- [Stated problem]:
Every record here needs to be written out again exactly.

(Saved entries)
★ ★ ★ ★

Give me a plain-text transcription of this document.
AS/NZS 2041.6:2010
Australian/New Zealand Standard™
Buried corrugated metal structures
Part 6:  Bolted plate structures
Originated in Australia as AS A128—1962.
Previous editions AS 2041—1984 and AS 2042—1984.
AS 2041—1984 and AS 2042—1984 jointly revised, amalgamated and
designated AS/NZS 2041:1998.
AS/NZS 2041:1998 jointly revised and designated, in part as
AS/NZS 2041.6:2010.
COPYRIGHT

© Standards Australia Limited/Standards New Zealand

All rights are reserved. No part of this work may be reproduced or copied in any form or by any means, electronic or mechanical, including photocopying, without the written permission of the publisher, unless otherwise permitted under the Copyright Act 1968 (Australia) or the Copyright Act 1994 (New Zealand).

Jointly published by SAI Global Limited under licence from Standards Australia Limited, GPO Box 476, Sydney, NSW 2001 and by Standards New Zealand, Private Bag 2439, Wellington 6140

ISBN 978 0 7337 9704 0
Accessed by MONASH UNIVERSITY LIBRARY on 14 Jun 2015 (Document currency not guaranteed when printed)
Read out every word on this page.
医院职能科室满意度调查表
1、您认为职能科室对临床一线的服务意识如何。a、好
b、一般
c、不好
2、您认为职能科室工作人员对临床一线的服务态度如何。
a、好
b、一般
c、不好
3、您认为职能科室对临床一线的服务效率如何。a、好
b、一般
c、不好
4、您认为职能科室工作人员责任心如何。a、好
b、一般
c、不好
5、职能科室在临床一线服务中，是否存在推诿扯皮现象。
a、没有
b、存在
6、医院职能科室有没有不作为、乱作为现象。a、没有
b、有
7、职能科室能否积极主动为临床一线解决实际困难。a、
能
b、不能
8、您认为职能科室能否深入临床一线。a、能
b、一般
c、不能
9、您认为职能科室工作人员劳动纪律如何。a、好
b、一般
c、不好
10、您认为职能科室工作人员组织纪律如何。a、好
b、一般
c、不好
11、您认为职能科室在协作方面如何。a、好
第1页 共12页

★ ★ ★ ★

- [Problem solution]:
Give me a plain-text transcription of this document.
AS/NZS 2041.6:2010
Australian/New Zealand Standard™
Buried corrugated metal structures
Part 6:  Bolted plate structures
Originated in Australia as AS A128—1962.
Previous editions AS 2041—1984 and AS 2042—1984.
AS 2041—1984 and AS 2042—1984 jointly revised, amalgamated and
designated AS/NZS 2041:1998.
AS/NZS 2041:1998 jointly revised and designated, in part as
AS/NZS 2041.6:2010.
COPYRIGHT

© Standards Australia Limited/Standards New Zealand

All rights are reserved. No part of this work may be reproduced or copied in any form or by any means, electronic or mechanical, including photocopying, without the written permission of the publisher, unless otherwise permitted under the Copyright Act 1968 (Australia) or the Copyright Act 1994 (New Zealand).

Jointly published by SAI Global Limited under licence from Standards Australia Limited, GPO Box 476, Sydney, NSW 2001 and by Standards New Zealand, Private Bag 2439, Wellington 6140

ISBN 978 0 7337 9704 0
Accessed by MONASH UNIVERSITY LIBRARY on 14 Jun 2015 (Document currency not guaranteed when printed)
Read out every word on this page.
医院职能科室满意度调查表
1、您认为职能科室对临床一线的服务意识如何。a、好
b、一般
c、不好
2、您认为职能科室工作人员对临床一线的服务态度如何。
a、好
b、一般
c、不好
3、您认为职能科室对临床一线的服务效率如何。a、好
b、一般
c、不好
4、您认为职能科室工作人员责任心如何。a、好
b、一般
c、不好
5、职能科室在临床一线服务中，是否存在推诿扯皮现象。
a、没有
b、存在
6、医院职能科室有没有不作为、乱作为现象。a、没有
b、有
7、职能科室能否积极主动为临床一线解决实际困难。a、
能
b、不能
8、您认为职能科室能否深入临床一线。a、能
b、一般
c、不能
9、您认为职能科室工作人员劳动纪律如何。a、好
b、一般
c、不好
10、您认为职能科室工作人员组织纪律如何。a、好
b、一般
c、不好
11、您认为职能科室在协作方面如何。a、好
第1页 共12页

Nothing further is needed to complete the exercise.